TASK INSTRUCTIONS:
Locate the string "quite" throughout the material and copy every line in which it occurs.

Collected data:
★ ★ ★ ★
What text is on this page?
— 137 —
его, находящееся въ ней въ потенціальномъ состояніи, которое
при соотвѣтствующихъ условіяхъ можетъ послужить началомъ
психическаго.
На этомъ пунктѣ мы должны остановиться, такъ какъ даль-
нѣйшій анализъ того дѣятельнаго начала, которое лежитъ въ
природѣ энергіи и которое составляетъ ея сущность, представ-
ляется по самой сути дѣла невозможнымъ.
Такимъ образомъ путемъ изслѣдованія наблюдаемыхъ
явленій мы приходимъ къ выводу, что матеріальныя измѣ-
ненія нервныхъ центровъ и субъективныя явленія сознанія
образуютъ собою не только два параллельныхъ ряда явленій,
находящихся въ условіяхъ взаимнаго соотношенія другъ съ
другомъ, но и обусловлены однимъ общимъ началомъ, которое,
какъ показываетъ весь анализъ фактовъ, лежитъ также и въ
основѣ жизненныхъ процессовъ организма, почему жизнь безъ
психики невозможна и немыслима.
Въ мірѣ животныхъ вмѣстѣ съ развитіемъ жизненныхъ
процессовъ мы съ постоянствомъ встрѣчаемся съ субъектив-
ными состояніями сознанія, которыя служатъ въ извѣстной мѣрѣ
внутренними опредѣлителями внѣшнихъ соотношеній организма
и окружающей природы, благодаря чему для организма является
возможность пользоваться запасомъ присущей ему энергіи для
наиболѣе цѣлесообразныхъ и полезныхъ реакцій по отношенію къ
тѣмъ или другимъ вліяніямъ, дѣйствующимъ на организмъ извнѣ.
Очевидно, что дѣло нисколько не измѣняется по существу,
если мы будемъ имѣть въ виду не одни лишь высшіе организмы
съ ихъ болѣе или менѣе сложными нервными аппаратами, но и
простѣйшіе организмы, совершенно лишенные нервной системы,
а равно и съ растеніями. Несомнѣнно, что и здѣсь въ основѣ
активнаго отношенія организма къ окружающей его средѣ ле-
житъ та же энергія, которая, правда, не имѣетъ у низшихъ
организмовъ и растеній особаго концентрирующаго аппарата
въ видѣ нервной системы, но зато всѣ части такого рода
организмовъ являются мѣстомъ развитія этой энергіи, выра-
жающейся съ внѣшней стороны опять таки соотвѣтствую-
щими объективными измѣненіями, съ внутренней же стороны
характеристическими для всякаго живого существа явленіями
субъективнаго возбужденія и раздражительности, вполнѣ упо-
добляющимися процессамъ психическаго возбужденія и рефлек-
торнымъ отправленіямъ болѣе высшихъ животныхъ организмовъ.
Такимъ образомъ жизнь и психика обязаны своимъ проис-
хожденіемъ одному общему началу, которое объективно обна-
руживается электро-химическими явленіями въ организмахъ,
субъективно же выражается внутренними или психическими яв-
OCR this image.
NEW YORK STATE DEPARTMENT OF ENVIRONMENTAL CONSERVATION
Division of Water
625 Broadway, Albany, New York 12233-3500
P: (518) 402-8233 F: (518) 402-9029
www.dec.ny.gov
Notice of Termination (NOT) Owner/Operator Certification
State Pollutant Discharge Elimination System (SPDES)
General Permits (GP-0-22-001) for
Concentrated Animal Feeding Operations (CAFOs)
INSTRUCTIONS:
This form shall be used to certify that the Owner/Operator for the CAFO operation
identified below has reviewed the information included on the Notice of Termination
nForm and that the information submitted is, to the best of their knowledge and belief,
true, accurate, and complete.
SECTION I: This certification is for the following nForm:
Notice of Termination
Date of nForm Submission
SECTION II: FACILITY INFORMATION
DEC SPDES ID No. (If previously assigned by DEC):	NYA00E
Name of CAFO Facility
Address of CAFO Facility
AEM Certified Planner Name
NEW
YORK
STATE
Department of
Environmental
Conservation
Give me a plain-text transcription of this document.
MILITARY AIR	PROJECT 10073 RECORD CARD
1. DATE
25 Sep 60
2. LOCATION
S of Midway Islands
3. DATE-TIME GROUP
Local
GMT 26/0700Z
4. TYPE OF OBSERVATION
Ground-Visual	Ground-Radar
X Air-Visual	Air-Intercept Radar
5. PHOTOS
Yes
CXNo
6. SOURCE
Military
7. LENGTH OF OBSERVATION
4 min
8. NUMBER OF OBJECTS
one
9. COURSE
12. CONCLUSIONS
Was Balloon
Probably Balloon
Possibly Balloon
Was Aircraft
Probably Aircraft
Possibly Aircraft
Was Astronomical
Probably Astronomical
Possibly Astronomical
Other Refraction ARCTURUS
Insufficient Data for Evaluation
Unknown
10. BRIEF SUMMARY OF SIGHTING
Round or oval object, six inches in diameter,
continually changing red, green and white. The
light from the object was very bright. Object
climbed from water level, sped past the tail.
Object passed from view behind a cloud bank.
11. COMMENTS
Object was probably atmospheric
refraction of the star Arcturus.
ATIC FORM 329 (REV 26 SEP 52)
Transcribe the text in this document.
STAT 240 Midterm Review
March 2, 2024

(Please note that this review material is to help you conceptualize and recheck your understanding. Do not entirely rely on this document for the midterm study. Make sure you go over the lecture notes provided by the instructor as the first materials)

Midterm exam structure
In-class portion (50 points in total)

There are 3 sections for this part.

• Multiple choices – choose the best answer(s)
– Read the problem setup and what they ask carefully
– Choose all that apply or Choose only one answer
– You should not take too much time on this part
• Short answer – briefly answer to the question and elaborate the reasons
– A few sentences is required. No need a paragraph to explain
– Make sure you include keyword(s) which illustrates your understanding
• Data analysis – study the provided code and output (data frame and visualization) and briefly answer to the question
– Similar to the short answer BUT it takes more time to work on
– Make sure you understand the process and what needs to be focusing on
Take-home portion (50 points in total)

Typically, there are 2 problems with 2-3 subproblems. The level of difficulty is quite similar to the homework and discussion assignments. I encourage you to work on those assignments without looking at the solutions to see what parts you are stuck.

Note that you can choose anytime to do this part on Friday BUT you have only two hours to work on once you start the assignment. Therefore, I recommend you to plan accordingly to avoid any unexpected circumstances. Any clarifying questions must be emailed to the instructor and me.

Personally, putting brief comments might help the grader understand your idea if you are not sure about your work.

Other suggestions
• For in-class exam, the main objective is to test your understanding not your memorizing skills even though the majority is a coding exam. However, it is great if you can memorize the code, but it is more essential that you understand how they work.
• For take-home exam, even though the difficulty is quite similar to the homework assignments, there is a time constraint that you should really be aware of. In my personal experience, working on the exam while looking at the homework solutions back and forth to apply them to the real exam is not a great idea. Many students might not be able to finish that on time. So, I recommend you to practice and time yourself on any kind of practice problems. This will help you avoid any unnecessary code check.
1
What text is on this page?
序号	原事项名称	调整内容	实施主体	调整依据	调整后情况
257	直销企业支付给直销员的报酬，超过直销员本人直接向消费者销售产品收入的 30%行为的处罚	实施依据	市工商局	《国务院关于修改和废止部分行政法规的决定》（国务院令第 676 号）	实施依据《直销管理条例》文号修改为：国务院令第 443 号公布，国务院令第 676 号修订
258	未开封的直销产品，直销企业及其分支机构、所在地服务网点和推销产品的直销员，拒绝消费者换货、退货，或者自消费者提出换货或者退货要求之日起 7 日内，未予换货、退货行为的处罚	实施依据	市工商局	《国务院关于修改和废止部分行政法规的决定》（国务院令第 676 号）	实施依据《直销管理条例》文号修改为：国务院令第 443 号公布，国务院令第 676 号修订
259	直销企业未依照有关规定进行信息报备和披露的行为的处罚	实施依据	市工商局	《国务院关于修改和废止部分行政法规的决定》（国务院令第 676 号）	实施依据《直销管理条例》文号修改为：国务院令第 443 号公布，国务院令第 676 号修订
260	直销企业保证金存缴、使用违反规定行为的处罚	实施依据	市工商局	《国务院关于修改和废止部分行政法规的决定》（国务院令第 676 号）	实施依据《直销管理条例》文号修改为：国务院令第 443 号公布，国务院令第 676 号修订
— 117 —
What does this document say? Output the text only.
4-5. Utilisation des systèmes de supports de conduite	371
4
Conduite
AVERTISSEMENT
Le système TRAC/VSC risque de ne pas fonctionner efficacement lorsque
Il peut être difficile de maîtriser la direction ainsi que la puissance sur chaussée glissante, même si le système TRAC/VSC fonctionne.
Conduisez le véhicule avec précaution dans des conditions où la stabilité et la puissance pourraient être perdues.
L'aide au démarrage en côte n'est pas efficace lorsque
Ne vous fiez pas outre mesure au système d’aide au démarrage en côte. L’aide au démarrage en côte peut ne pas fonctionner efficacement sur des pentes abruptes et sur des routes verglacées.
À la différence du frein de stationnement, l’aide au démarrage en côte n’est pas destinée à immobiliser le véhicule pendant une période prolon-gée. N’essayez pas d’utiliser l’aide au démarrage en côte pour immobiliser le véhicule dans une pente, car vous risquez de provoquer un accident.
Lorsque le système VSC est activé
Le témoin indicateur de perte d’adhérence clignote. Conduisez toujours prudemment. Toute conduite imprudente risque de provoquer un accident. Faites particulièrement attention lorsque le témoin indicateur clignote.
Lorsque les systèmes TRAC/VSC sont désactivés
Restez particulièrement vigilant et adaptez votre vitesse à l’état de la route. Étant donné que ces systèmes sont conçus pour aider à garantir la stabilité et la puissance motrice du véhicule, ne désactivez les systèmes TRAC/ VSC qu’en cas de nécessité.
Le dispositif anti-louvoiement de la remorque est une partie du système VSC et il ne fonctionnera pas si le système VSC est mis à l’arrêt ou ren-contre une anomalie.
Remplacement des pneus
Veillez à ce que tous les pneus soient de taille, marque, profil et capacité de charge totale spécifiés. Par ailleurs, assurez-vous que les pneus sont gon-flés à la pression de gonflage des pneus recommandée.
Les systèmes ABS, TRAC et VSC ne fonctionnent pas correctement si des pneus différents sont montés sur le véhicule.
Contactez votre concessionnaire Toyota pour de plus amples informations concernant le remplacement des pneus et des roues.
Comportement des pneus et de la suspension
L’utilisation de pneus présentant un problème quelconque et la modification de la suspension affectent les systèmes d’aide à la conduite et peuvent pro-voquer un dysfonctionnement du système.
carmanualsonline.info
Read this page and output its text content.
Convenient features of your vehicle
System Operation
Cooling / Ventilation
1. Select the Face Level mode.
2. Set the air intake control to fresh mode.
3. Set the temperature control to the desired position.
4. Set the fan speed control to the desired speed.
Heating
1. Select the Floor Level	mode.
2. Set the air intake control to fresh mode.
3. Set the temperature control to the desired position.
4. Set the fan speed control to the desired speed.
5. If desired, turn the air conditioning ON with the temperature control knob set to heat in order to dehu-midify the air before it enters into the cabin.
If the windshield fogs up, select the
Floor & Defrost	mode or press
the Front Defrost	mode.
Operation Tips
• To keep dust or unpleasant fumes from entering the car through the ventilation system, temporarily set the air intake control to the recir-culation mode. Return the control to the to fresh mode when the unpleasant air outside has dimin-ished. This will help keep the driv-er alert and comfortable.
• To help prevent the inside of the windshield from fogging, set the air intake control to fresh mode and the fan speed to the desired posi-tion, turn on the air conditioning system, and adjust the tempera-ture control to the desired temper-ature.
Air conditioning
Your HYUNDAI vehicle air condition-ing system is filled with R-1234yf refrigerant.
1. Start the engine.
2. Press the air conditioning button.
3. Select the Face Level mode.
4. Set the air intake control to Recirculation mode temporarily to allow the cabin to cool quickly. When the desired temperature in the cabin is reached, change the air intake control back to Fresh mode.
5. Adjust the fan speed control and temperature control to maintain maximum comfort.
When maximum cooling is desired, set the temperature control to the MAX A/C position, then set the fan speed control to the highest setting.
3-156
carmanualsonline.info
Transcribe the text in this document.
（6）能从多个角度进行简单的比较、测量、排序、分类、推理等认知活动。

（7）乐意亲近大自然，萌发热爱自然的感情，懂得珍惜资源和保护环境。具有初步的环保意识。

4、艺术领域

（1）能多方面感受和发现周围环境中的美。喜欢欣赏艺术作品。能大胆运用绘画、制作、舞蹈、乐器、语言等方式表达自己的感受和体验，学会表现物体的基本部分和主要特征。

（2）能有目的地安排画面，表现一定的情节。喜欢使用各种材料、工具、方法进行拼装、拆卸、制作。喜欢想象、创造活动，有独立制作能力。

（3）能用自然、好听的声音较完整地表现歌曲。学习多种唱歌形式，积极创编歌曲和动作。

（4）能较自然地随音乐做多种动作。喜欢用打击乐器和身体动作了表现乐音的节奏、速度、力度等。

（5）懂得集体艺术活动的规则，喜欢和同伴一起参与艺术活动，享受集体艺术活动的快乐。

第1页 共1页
★ ★ ★ ★
SOLUTION FOR THIS PROBLEM:
Typically, there are 2 problems with 2-3 subproblems. The level of difficulty is quite similar to the homework and discussion assignments. I encourage you to work on those assignments without looking at the solutions to see what parts you are stuck.
• For take-home exam, even though the difficulty is quite similar to the homework assignments, there is a time constraint that you should really be aware of. In my personal experience, working on the exam while looking at the homework solutions back and forth to apply them to the real exam is not a great idea. Many students might not be able to finish that on time. So, I recommend you to practice and time yourself on any kind of practice problems. This will help you avoid any unnecessary code check.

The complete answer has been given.